| WRITTEN INSTRUCTION |
Write out the listing below in full and exactly, leaving out every picture.

══════

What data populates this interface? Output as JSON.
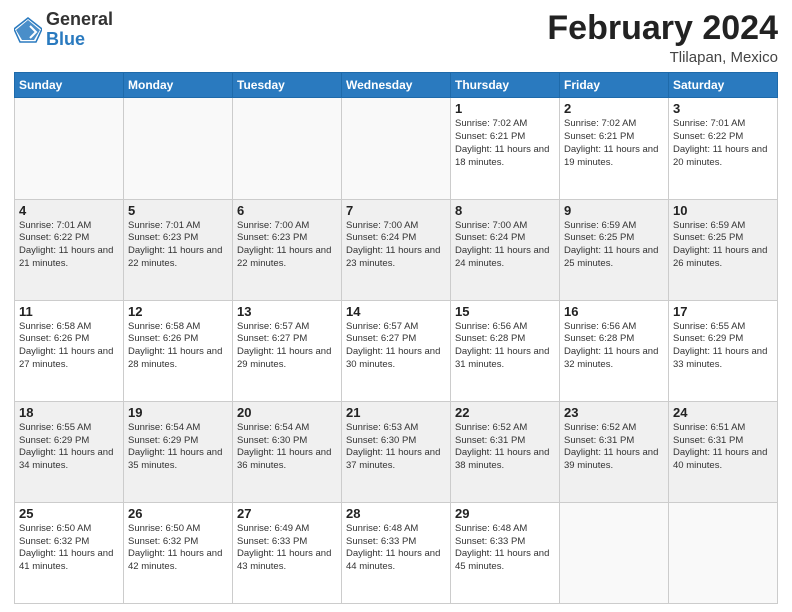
{
  "header": {
    "logo_general": "General",
    "logo_blue": "Blue",
    "title": "February 2024",
    "location": "Tlilapan, Mexico"
  },
  "weekdays": [
    "Sunday",
    "Monday",
    "Tuesday",
    "Wednesday",
    "Thursday",
    "Friday",
    "Saturday"
  ],
  "weeks": [
    [
      {
        "day": "",
        "info": ""
      },
      {
        "day": "",
        "info": ""
      },
      {
        "day": "",
        "info": ""
      },
      {
        "day": "",
        "info": ""
      },
      {
        "day": "1",
        "info": "Sunrise: 7:02 AM\nSunset: 6:21 PM\nDaylight: 11 hours and 18 minutes."
      },
      {
        "day": "2",
        "info": "Sunrise: 7:02 AM\nSunset: 6:21 PM\nDaylight: 11 hours and 19 minutes."
      },
      {
        "day": "3",
        "info": "Sunrise: 7:01 AM\nSunset: 6:22 PM\nDaylight: 11 hours and 20 minutes."
      }
    ],
    [
      {
        "day": "4",
        "info": "Sunrise: 7:01 AM\nSunset: 6:22 PM\nDaylight: 11 hours and 21 minutes."
      },
      {
        "day": "5",
        "info": "Sunrise: 7:01 AM\nSunset: 6:23 PM\nDaylight: 11 hours and 22 minutes."
      },
      {
        "day": "6",
        "info": "Sunrise: 7:00 AM\nSunset: 6:23 PM\nDaylight: 11 hours and 22 minutes."
      },
      {
        "day": "7",
        "info": "Sunrise: 7:00 AM\nSunset: 6:24 PM\nDaylight: 11 hours and 23 minutes."
      },
      {
        "day": "8",
        "info": "Sunrise: 7:00 AM\nSunset: 6:24 PM\nDaylight: 11 hours and 24 minutes."
      },
      {
        "day": "9",
        "info": "Sunrise: 6:59 AM\nSunset: 6:25 PM\nDaylight: 11 hours and 25 minutes."
      },
      {
        "day": "10",
        "info": "Sunrise: 6:59 AM\nSunset: 6:25 PM\nDaylight: 11 hours and 26 minutes."
      }
    ],
    [
      {
        "day": "11",
        "info": "Sunrise: 6:58 AM\nSunset: 6:26 PM\nDaylight: 11 hours and 27 minutes."
      },
      {
        "day": "12",
        "info": "Sunrise: 6:58 AM\nSunset: 6:26 PM\nDaylight: 11 hours and 28 minutes."
      },
      {
        "day": "13",
        "info": "Sunrise: 6:57 AM\nSunset: 6:27 PM\nDaylight: 11 hours and 29 minutes."
      },
      {
        "day": "14",
        "info": "Sunrise: 6:57 AM\nSunset: 6:27 PM\nDaylight: 11 hours and 30 minutes."
      },
      {
        "day": "15",
        "info": "Sunrise: 6:56 AM\nSunset: 6:28 PM\nDaylight: 11 hours and 31 minutes."
      },
      {
        "day": "16",
        "info": "Sunrise: 6:56 AM\nSunset: 6:28 PM\nDaylight: 11 hours and 32 minutes."
      },
      {
        "day": "17",
        "info": "Sunrise: 6:55 AM\nSunset: 6:29 PM\nDaylight: 11 hours and 33 minutes."
      }
    ],
    [
      {
        "day": "18",
        "info": "Sunrise: 6:55 AM\nSunset: 6:29 PM\nDaylight: 11 hours and 34 minutes."
      },
      {
        "day": "19",
        "info": "Sunrise: 6:54 AM\nSunset: 6:29 PM\nDaylight: 11 hours and 35 minutes."
      },
      {
        "day": "20",
        "info": "Sunrise: 6:54 AM\nSunset: 6:30 PM\nDaylight: 11 hours and 36 minutes."
      },
      {
        "day": "21",
        "info": "Sunrise: 6:53 AM\nSunset: 6:30 PM\nDaylight: 11 hours and 37 minutes."
      },
      {
        "day": "22",
        "info": "Sunrise: 6:52 AM\nSunset: 6:31 PM\nDaylight: 11 hours and 38 minutes."
      },
      {
        "day": "23",
        "info": "Sunrise: 6:52 AM\nSunset: 6:31 PM\nDaylight: 11 hours and 39 minutes."
      },
      {
        "day": "24",
        "info": "Sunrise: 6:51 AM\nSunset: 6:31 PM\nDaylight: 11 hours and 40 minutes."
      }
    ],
    [
      {
        "day": "25",
        "info": "Sunrise: 6:50 AM\nSunset: 6:32 PM\nDaylight: 11 hours and 41 minutes."
      },
      {
        "day": "26",
        "info": "Sunrise: 6:50 AM\nSunset: 6:32 PM\nDaylight: 11 hours and 42 minutes."
      },
      {
        "day": "27",
        "info": "Sunrise: 6:49 AM\nSunset: 6:33 PM\nDaylight: 11 hours and 43 minutes."
      },
      {
        "day": "28",
        "info": "Sunrise: 6:48 AM\nSunset: 6:33 PM\nDaylight: 11 hours and 44 minutes."
      },
      {
        "day": "29",
        "info": "Sunrise: 6:48 AM\nSunset: 6:33 PM\nDaylight: 11 hours and 45 minutes."
      },
      {
        "day": "",
        "info": ""
      },
      {
        "day": "",
        "info": ""
      }
    ]
  ]
}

══════

| RESULT OF THIS TASK |
What data populates this interface? Output as JSON.
{
  "header": {
    "logo_general": "General",
    "logo_blue": "Blue",
    "title": "February 2024",
    "location": "Tlilapan, Mexico"
  },
  "weekdays": [
    "Sunday",
    "Monday",
    "Tuesday",
    "Wednesday",
    "Thursday",
    "Friday",
    "Saturday"
  ],
  "weeks": [
    [
      {
        "day": "",
        "info": ""
      },
      {
        "day": "",
        "info": ""
      },
      {
        "day": "",
        "info": ""
      },
      {
        "day": "",
        "info": ""
      },
      {
        "day": "1",
        "info": "Sunrise: 7:02 AM\nSunset: 6:21 PM\nDaylight: 11 hours and 18 minutes."
      },
      {
        "day": "2",
        "info": "Sunrise: 7:02 AM\nSunset: 6:21 PM\nDaylight: 11 hours and 19 minutes."
      },
      {
        "day": "3",
        "info": "Sunrise: 7:01 AM\nSunset: 6:22 PM\nDaylight: 11 hours and 20 minutes."
      }
    ],
    [
      {
        "day": "4",
        "info": "Sunrise: 7:01 AM\nSunset: 6:22 PM\nDaylight: 11 hours and 21 minutes."
      },
      {
        "day": "5",
        "info": "Sunrise: 7:01 AM\nSunset: 6:23 PM\nDaylight: 11 hours and 22 minutes."
      },
      {
        "day": "6",
        "info": "Sunrise: 7:00 AM\nSunset: 6:23 PM\nDaylight: 11 hours and 22 minutes."
      },
      {
        "day": "7",
        "info": "Sunrise: 7:00 AM\nSunset: 6:24 PM\nDaylight: 11 hours and 23 minutes."
      },
      {
        "day": "8",
        "info": "Sunrise: 7:00 AM\nSunset: 6:24 PM\nDaylight: 11 hours and 24 minutes."
      },
      {
        "day": "9",
        "info": "Sunrise: 6:59 AM\nSunset: 6:25 PM\nDaylight: 11 hours and 25 minutes."
      },
      {
        "day": "10",
        "info": "Sunrise: 6:59 AM\nSunset: 6:25 PM\nDaylight: 11 hours and 26 minutes."
      }
    ],
    [
      {
        "day": "11",
        "info": "Sunrise: 6:58 AM\nSunset: 6:26 PM\nDaylight: 11 hours and 27 minutes."
      },
      {
        "day": "12",
        "info": "Sunrise: 6:58 AM\nSunset: 6:26 PM\nDaylight: 11 hours and 28 minutes."
      },
      {
        "day": "13",
        "info": "Sunrise: 6:57 AM\nSunset: 6:27 PM\nDaylight: 11 hours and 29 minutes."
      },
      {
        "day": "14",
        "info": "Sunrise: 6:57 AM\nSunset: 6:27 PM\nDaylight: 11 hours and 30 minutes."
      },
      {
        "day": "15",
        "info": "Sunrise: 6:56 AM\nSunset: 6:28 PM\nDaylight: 11 hours and 31 minutes."
      },
      {
        "day": "16",
        "info": "Sunrise: 6:56 AM\nSunset: 6:28 PM\nDaylight: 11 hours and 32 minutes."
      },
      {
        "day": "17",
        "info": "Sunrise: 6:55 AM\nSunset: 6:29 PM\nDaylight: 11 hours and 33 minutes."
      }
    ],
    [
      {
        "day": "18",
        "info": "Sunrise: 6:55 AM\nSunset: 6:29 PM\nDaylight: 11 hours and 34 minutes."
      },
      {
        "day": "19",
        "info": "Sunrise: 6:54 AM\nSunset: 6:29 PM\nDaylight: 11 hours and 35 minutes."
      },
      {
        "day": "20",
        "info": "Sunrise: 6:54 AM\nSunset: 6:30 PM\nDaylight: 11 hours and 36 minutes."
      },
      {
        "day": "21",
        "info": "Sunrise: 6:53 AM\nSunset: 6:30 PM\nDaylight: 11 hours and 37 minutes."
      },
      {
        "day": "22",
        "info": "Sunrise: 6:52 AM\nSunset: 6:31 PM\nDaylight: 11 hours and 38 minutes."
      },
      {
        "day": "23",
        "info": "Sunrise: 6:52 AM\nSunset: 6:31 PM\nDaylight: 11 hours and 39 minutes."
      },
      {
        "day": "24",
        "info": "Sunrise: 6:51 AM\nSunset: 6:31 PM\nDaylight: 11 hours and 40 minutes."
      }
    ],
    [
      {
        "day": "25",
        "info": "Sunrise: 6:50 AM\nSunset: 6:32 PM\nDaylight: 11 hours and 41 minutes."
      },
      {
        "day": "26",
        "info": "Sunrise: 6:50 AM\nSunset: 6:32 PM\nDaylight: 11 hours and 42 minutes."
      },
      {
        "day": "27",
        "info": "Sunrise: 6:49 AM\nSunset: 6:33 PM\nDaylight: 11 hours and 43 minutes."
      },
      {
        "day": "28",
        "info": "Sunrise: 6:48 AM\nSunset: 6:33 PM\nDaylight: 11 hours and 44 minutes."
      },
      {
        "day": "29",
        "info": "Sunrise: 6:48 AM\nSunset: 6:33 PM\nDaylight: 11 hours and 45 minutes."
      },
      {
        "day": "",
        "info": ""
      },
      {
        "day": "",
        "info": ""
      }
    ]
  ]
}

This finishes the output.